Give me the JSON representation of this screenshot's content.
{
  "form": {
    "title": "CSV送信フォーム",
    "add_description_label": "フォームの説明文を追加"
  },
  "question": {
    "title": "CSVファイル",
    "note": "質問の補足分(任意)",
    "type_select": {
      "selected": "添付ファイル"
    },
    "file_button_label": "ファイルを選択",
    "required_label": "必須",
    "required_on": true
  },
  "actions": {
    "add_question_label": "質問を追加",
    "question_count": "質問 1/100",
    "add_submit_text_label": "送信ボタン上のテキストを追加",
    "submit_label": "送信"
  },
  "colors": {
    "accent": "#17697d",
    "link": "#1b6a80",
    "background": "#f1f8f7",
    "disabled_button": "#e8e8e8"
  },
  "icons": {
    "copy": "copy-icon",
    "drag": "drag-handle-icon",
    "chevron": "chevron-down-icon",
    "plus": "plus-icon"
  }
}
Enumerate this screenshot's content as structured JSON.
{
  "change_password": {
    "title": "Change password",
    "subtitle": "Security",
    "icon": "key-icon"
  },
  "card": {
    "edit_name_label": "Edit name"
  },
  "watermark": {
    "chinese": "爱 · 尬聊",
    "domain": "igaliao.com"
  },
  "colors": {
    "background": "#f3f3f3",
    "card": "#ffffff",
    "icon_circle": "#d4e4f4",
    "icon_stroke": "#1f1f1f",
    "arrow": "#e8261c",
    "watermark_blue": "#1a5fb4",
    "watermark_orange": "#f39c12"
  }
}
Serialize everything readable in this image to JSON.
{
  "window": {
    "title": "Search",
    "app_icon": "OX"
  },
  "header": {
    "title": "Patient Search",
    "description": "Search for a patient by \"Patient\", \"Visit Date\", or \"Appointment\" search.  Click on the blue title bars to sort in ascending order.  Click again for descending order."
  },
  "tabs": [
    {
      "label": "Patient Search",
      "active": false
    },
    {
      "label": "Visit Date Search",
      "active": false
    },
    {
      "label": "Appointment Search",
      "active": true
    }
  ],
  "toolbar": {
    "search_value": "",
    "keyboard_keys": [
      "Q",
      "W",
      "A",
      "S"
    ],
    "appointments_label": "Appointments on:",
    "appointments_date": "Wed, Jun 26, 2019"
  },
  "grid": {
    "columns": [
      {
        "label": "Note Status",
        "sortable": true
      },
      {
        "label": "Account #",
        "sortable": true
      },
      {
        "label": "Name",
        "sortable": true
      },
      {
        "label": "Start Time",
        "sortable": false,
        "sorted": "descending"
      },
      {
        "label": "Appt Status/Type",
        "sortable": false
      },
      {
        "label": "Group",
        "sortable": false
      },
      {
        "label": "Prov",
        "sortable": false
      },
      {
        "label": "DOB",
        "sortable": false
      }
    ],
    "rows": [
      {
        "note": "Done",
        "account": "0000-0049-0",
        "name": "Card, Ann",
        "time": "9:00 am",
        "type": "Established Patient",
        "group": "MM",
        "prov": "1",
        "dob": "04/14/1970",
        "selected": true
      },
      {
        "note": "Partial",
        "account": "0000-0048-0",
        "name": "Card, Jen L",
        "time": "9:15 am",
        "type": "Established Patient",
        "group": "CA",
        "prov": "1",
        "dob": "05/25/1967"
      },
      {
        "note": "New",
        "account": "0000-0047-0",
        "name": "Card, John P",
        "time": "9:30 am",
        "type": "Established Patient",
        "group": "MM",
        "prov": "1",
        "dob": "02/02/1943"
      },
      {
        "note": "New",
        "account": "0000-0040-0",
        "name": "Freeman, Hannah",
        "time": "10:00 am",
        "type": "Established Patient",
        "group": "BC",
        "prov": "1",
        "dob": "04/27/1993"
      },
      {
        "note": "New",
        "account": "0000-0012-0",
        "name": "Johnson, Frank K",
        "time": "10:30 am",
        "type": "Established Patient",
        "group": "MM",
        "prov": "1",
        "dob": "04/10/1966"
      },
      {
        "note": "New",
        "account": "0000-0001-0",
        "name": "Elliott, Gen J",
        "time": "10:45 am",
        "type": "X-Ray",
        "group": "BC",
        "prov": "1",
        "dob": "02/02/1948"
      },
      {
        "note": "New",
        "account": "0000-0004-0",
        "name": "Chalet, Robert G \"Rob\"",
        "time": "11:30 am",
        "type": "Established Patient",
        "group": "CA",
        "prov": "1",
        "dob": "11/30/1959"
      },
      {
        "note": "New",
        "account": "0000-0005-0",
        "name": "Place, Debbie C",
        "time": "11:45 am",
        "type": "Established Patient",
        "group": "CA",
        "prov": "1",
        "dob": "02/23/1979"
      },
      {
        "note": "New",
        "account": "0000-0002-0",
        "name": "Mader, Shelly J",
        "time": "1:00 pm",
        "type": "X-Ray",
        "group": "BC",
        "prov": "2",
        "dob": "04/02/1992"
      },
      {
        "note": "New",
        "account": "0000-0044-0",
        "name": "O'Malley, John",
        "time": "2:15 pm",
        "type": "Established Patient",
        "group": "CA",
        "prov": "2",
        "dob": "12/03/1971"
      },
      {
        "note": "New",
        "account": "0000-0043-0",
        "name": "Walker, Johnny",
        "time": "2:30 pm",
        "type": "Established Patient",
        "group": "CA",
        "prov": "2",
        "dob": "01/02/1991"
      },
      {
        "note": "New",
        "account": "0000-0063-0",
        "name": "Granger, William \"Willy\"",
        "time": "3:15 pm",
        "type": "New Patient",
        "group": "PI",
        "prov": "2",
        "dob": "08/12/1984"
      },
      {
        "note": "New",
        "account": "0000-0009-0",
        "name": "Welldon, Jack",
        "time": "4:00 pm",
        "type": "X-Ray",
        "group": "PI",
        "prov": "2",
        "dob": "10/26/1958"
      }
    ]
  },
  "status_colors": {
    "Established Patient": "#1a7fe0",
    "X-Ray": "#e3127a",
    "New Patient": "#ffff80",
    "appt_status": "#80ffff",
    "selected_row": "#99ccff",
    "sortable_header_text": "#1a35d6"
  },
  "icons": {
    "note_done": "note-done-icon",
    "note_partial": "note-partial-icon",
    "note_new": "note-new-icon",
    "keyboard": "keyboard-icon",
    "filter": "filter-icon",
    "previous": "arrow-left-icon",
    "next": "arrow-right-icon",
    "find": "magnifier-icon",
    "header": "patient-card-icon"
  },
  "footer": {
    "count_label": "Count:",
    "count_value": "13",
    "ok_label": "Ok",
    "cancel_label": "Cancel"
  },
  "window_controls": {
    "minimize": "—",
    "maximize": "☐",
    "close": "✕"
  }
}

## Problem
Each line in the listing above that contains "Visit" should be copied.

## Solution to the problem
    "description": "Search for a patient by \"Patient\", \"Visit Date\", or \"Appointment\" search.  Click on the blue title bars to sort in ascending order.  Click again for descending order."
      "label": "Visit Date Search",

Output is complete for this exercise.